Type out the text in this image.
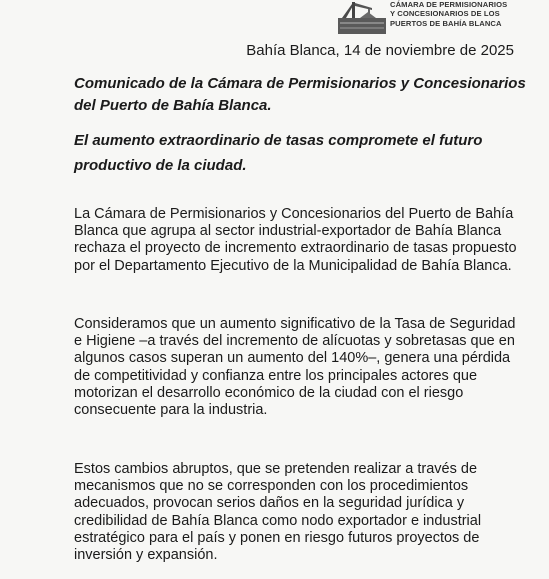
CÁMARA DE PERMISIONARIOS
Y CONCESIONARIOS DE LOS
PUERTOS DE BAHÍA BLANCA
Bahía Blanca, 14 de noviembre de 2025
Comunicado de la Cámara de Permisionarios y Concesionarios del Puerto de Bahía Blanca.
El aumento extraordinario de tasas compromete el futuro productivo de la ciudad.

La Cámara de Permisionarios y Concesionarios del Puerto de Bahía Blanca que agrupa al sector industrial-exportador de Bahía Blanca rechaza el proyecto de incremento extraordinario de tasas propuesto por el Departamento Ejecutivo de la Municipalidad de Bahía Blanca.

Consideramos que un aumento significativo de la Tasa de Seguridad e Higiene –a través del incremento de alícuotas y sobretasas que en algunos casos superan un aumento del 140%–, genera una pérdida de competitividad y confianza entre los principales actores que motorizan el desarrollo económico de la ciudad con el riesgo consecuente para la industria.

Estos cambios abruptos, que se pretenden realizar a través de mecanismos que no se corresponden con los procedimientos adecuados, provocan serios daños en la seguridad jurídica y credibilidad de Bahía Blanca como nodo exportador e industrial estratégico para el país y ponen en riesgo futuros proyectos de inversión y expansión.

WHAT YOU NEED TO DO:
Leave out the pictures and copy everything else in the records word for word.

TASK OUTPUT:
Type out the text in this image.
CÁMARA DE PERMISIONARIOS
Y CONCESIONARIOS DE LOS
PUERTOS DE BAHÍA BLANCA
Bahía Blanca, 14 de noviembre de 2025
Comunicado de la Cámara de Permisionarios y Concesionarios del Puerto de Bahía Blanca.
El aumento extraordinario de tasas compromete el futuro productivo de la ciudad.

La Cámara de Permisionarios y Concesionarios del Puerto de Bahía Blanca que agrupa al sector industrial-exportador de Bahía Blanca rechaza el proyecto de incremento extraordinario de tasas propuesto por el Departamento Ejecutivo de la Municipalidad de Bahía Blanca.

Consideramos que un aumento significativo de la Tasa de Seguridad e Higiene –a través del incremento de alícuotas y sobretasas que en algunos casos superan un aumento del 140%–, genera una pérdida de competitividad y confianza entre los principales actores que motorizan el desarrollo económico de la ciudad con el riesgo consecuente para la industria.

Estos cambios abruptos, que se pretenden realizar a través de mecanismos que no se corresponden con los procedimientos adecuados, provocan serios daños en la seguridad jurídica y credibilidad de Bahía Blanca como nodo exportador e industrial estratégico para el país y ponen en riesgo futuros proyectos de inversión y expansión.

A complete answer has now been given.